**What is needed**
Give the material again in full, matching it exactly.

**Extracted entries**
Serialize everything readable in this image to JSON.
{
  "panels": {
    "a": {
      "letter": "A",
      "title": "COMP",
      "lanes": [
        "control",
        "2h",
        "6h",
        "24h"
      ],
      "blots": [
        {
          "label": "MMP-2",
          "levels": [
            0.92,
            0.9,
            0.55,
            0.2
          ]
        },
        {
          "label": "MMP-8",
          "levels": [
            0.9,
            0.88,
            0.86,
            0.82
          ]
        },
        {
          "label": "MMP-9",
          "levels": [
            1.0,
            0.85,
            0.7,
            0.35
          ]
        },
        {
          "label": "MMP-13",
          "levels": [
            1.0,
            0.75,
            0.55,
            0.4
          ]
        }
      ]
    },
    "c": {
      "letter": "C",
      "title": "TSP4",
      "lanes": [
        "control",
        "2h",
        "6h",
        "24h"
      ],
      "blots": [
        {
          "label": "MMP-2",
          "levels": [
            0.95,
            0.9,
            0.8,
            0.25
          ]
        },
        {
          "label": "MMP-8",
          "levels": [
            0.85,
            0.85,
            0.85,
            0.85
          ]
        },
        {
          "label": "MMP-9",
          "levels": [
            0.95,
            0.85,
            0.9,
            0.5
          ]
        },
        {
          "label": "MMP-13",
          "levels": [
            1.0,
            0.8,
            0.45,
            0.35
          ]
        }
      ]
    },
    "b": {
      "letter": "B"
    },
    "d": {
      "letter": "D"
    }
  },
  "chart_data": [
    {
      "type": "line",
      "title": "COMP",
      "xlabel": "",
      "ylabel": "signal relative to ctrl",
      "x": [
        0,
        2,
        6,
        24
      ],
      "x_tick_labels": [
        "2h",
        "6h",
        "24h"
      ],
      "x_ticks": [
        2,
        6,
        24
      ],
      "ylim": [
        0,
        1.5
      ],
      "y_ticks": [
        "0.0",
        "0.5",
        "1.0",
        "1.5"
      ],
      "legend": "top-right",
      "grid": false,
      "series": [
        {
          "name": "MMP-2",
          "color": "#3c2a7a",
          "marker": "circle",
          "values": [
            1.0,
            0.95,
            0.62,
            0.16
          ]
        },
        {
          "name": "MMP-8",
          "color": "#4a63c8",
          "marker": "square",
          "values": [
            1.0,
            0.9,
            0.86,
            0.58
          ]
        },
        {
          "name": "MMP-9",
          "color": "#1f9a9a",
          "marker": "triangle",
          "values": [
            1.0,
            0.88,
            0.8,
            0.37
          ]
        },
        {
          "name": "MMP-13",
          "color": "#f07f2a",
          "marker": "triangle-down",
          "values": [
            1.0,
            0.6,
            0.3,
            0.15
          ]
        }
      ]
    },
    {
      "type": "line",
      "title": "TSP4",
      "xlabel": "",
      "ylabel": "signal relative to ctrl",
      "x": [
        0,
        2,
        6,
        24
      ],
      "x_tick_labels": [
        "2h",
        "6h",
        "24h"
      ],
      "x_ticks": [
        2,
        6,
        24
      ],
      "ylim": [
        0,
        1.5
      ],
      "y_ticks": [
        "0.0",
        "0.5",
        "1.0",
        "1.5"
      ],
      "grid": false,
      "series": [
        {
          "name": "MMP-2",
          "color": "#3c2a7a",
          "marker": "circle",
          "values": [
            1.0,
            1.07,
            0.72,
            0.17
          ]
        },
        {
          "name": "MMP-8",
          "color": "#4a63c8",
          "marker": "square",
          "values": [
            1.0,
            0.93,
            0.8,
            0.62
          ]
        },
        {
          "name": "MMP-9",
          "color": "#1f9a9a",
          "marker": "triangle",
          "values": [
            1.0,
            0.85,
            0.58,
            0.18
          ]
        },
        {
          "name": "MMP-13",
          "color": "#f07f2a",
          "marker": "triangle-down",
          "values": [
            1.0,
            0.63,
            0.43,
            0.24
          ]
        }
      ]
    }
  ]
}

**Result of the exercise**
Serialize everything readable in this image to JSON.
{
  "panels": {
    "a": {
      "letter": "A",
      "title": "COMP",
      "lanes": [
        "control",
        "2h",
        "6h",
        "24h"
      ],
      "blots": [
        {
          "label": "MMP-2",
          "levels": [
            0.92,
            0.9,
            0.55,
            0.2
          ]
        },
        {
          "label": "MMP-8",
          "levels": [
            0.9,
            0.88,
            0.86,
            0.82
          ]
        },
        {
          "label": "MMP-9",
          "levels": [
            1.0,
            0.85,
            0.7,
            0.35
          ]
        },
        {
          "label": "MMP-13",
          "levels": [
            1.0,
            0.75,
            0.55,
            0.4
          ]
        }
      ]
    },
    "c": {
      "letter": "C",
      "title": "TSP4",
      "lanes": [
        "control",
        "2h",
        "6h",
        "24h"
      ],
      "blots": [
        {
          "label": "MMP-2",
          "levels": [
            0.95,
            0.9,
            0.8,
            0.25
          ]
        },
        {
          "label": "MMP-8",
          "levels": [
            0.85,
            0.85,
            0.85,
            0.85
          ]
        },
        {
          "label": "MMP-9",
          "levels": [
            0.95,
            0.85,
            0.9,
            0.5
          ]
        },
        {
          "label": "MMP-13",
          "levels": [
            1.0,
            0.8,
            0.45,
            0.35
          ]
        }
      ]
    },
    "b": {
      "letter": "B"
    },
    "d": {
      "letter": "D"
    }
  },
  "chart_data": [
    {
      "type": "line",
      "title": "COMP",
      "xlabel": "",
      "ylabel": "signal relative to ctrl",
      "x": [
        0,
        2,
        6,
        24
      ],
      "x_tick_labels": [
        "2h",
        "6h",
        "24h"
      ],
      "x_ticks": [
        2,
        6,
        24
      ],
      "ylim": [
        0,
        1.5
      ],
      "y_ticks": [
        "0.0",
        "0.5",
        "1.0",
        "1.5"
      ],
      "legend": "top-right",
      "grid": false,
      "series": [
        {
          "name": "MMP-2",
          "color": "#3c2a7a",
          "marker": "circle",
          "values": [
            1.0,
            0.95,
            0.62,
            0.16
          ]
        },
        {
          "name": "MMP-8",
          "color": "#4a63c8",
          "marker": "square",
          "values": [
            1.0,
            0.9,
            0.86,
            0.58
          ]
        },
        {
          "name": "MMP-9",
          "color": "#1f9a9a",
          "marker": "triangle",
          "values": [
            1.0,
            0.88,
            0.8,
            0.37
          ]
        },
        {
          "name": "MMP-13",
          "color": "#f07f2a",
          "marker": "triangle-down",
          "values": [
            1.0,
            0.6,
            0.3,
            0.15
          ]
        }
      ]
    },
    {
      "type": "line",
      "title": "TSP4",
      "xlabel": "",
      "ylabel": "signal relative to ctrl",
      "x": [
        0,
        2,
        6,
        24
      ],
      "x_tick_labels": [
        "2h",
        "6h",
        "24h"
      ],
      "x_ticks": [
        2,
        6,
        24
      ],
      "ylim": [
        0,
        1.5
      ],
      "y_ticks": [
        "0.0",
        "0.5",
        "1.0",
        "1.5"
      ],
      "grid": false,
      "series": [
        {
          "name": "MMP-2",
          "color": "#3c2a7a",
          "marker": "circle",
          "values": [
            1.0,
            1.07,
            0.72,
            0.17
          ]
        },
        {
          "name": "MMP-8",
          "color": "#4a63c8",
          "marker": "square",
          "values": [
            1.0,
            0.93,
            0.8,
            0.62
          ]
        },
        {
          "name": "MMP-9",
          "color": "#1f9a9a",
          "marker": "triangle",
          "values": [
            1.0,
            0.85,
            0.58,
            0.18
          ]
        },
        {
          "name": "MMP-13",
          "color": "#f07f2a",
          "marker": "triangle-down",
          "values": [
            1.0,
            0.63,
            0.43,
            0.24
          ]
        }
      ]
    }
  ]
}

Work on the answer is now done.